» **REQUIRED WORK**: Could you copy every record below exactly as it is written?

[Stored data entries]
########

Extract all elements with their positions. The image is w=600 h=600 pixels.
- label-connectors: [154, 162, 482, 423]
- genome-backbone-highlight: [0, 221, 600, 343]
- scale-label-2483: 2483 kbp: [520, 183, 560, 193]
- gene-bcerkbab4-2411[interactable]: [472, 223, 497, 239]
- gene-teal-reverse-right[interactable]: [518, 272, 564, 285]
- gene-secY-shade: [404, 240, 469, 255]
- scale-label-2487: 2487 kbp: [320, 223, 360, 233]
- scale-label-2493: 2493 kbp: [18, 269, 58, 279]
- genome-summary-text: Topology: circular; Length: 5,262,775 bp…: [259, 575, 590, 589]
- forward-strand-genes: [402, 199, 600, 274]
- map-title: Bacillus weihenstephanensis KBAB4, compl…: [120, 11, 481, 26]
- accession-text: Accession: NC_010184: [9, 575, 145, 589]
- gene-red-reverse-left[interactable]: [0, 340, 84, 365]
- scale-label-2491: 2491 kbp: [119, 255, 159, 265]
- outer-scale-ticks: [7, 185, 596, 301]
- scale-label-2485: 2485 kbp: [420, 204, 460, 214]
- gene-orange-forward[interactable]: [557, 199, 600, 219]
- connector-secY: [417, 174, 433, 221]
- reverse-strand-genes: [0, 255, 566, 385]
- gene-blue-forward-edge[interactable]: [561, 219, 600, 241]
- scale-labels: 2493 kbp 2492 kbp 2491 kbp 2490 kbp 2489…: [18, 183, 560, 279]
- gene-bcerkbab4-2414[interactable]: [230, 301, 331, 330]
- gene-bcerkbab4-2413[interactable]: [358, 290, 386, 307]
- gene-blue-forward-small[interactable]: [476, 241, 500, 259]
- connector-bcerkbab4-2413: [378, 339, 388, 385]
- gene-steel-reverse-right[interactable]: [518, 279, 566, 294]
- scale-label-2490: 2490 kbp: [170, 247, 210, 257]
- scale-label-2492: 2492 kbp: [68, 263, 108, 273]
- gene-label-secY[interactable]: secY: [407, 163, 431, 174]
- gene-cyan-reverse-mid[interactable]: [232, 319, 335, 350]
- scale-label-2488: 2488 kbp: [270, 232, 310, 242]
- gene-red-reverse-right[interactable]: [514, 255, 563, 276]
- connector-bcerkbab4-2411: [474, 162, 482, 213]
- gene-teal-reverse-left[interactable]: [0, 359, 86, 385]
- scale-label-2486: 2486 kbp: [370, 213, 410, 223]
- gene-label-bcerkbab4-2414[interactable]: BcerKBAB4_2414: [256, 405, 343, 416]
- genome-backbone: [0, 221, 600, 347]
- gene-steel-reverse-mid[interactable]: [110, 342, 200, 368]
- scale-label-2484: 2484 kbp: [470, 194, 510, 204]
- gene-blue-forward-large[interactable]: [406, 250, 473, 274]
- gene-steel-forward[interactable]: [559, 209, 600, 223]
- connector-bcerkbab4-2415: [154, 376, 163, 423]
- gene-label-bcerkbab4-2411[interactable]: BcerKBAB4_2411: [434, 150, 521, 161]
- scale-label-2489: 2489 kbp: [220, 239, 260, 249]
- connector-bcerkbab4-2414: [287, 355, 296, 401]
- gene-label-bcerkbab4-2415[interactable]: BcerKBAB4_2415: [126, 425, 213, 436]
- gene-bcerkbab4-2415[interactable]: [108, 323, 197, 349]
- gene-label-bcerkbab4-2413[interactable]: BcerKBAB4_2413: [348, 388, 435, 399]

########

» **RESPONSE**:
Extract all elements with their positions. The image is w=600 h=600 pixels.
- label-connectors: [154, 162, 482, 423]
- genome-backbone-highlight: [0, 221, 600, 343]
- scale-label-2483: 2483 kbp: [520, 183, 560, 193]
- gene-bcerkbab4-2411[interactable]: [472, 223, 497, 239]
- gene-teal-reverse-right[interactable]: [518, 272, 564, 285]
- gene-secY-shade: [404, 240, 469, 255]
- scale-label-2487: 2487 kbp: [320, 223, 360, 233]
- scale-label-2493: 2493 kbp: [18, 269, 58, 279]
- genome-summary-text: Topology: circular; Length: 5,262,775 bp…: [259, 575, 590, 589]
- forward-strand-genes: [402, 199, 600, 274]
- map-title: Bacillus weihenstephanensis KBAB4, compl…: [120, 11, 481, 26]
- accession-text: Accession: NC_010184: [9, 575, 145, 589]
- gene-red-reverse-left[interactable]: [0, 340, 84, 365]
- scale-label-2491: 2491 kbp: [119, 255, 159, 265]
- outer-scale-ticks: [7, 185, 596, 301]
- scale-label-2485: 2485 kbp: [420, 204, 460, 214]
- gene-orange-forward[interactable]: [557, 199, 600, 219]
- connector-secY: [417, 174, 433, 221]
- reverse-strand-genes: [0, 255, 566, 385]
- gene-blue-forward-edge[interactable]: [561, 219, 600, 241]
- scale-labels: 2493 kbp 2492 kbp 2491 kbp 2490 kbp 2489…: [18, 183, 560, 279]
- gene-bcerkbab4-2414[interactable]: [230, 301, 331, 330]
- gene-bcerkbab4-2413[interactable]: [358, 290, 386, 307]
- gene-blue-forward-small[interactable]: [476, 241, 500, 259]
- connector-bcerkbab4-2413: [378, 339, 388, 385]
- gene-steel-reverse-right[interactable]: [518, 279, 566, 294]
- scale-label-2490: 2490 kbp: [170, 247, 210, 257]
- scale-label-2492: 2492 kbp: [68, 263, 108, 273]
- gene-label-secY[interactable]: secY: [407, 163, 431, 174]
- gene-cyan-reverse-mid[interactable]: [232, 319, 335, 350]
- scale-label-2488: 2488 kbp: [270, 232, 310, 242]
- gene-red-reverse-right[interactable]: [514, 255, 563, 276]
- connector-bcerkbab4-2411: [474, 162, 482, 213]
- gene-teal-reverse-left[interactable]: [0, 359, 86, 385]
- scale-label-2486: 2486 kbp: [370, 213, 410, 223]
- gene-label-bcerkbab4-2414[interactable]: BcerKBAB4_2414: [256, 405, 343, 416]
- genome-backbone: [0, 221, 600, 347]
- gene-steel-reverse-mid[interactable]: [110, 342, 200, 368]
- scale-label-2484: 2484 kbp: [470, 194, 510, 204]
- gene-blue-forward-large[interactable]: [406, 250, 473, 274]
- gene-steel-forward[interactable]: [559, 209, 600, 223]
- connector-bcerkbab4-2415: [154, 376, 163, 423]
- gene-label-bcerkbab4-2411[interactable]: BcerKBAB4_2411: [434, 150, 521, 161]
- scale-label-2489: 2489 kbp: [220, 239, 260, 249]
- connector-bcerkbab4-2414: [287, 355, 296, 401]
- gene-label-bcerkbab4-2415[interactable]: BcerKBAB4_2415: [126, 425, 213, 436]
- gene-bcerkbab4-2415[interactable]: [108, 323, 197, 349]
- gene-label-bcerkbab4-2413[interactable]: BcerKBAB4_2413: [348, 388, 435, 399]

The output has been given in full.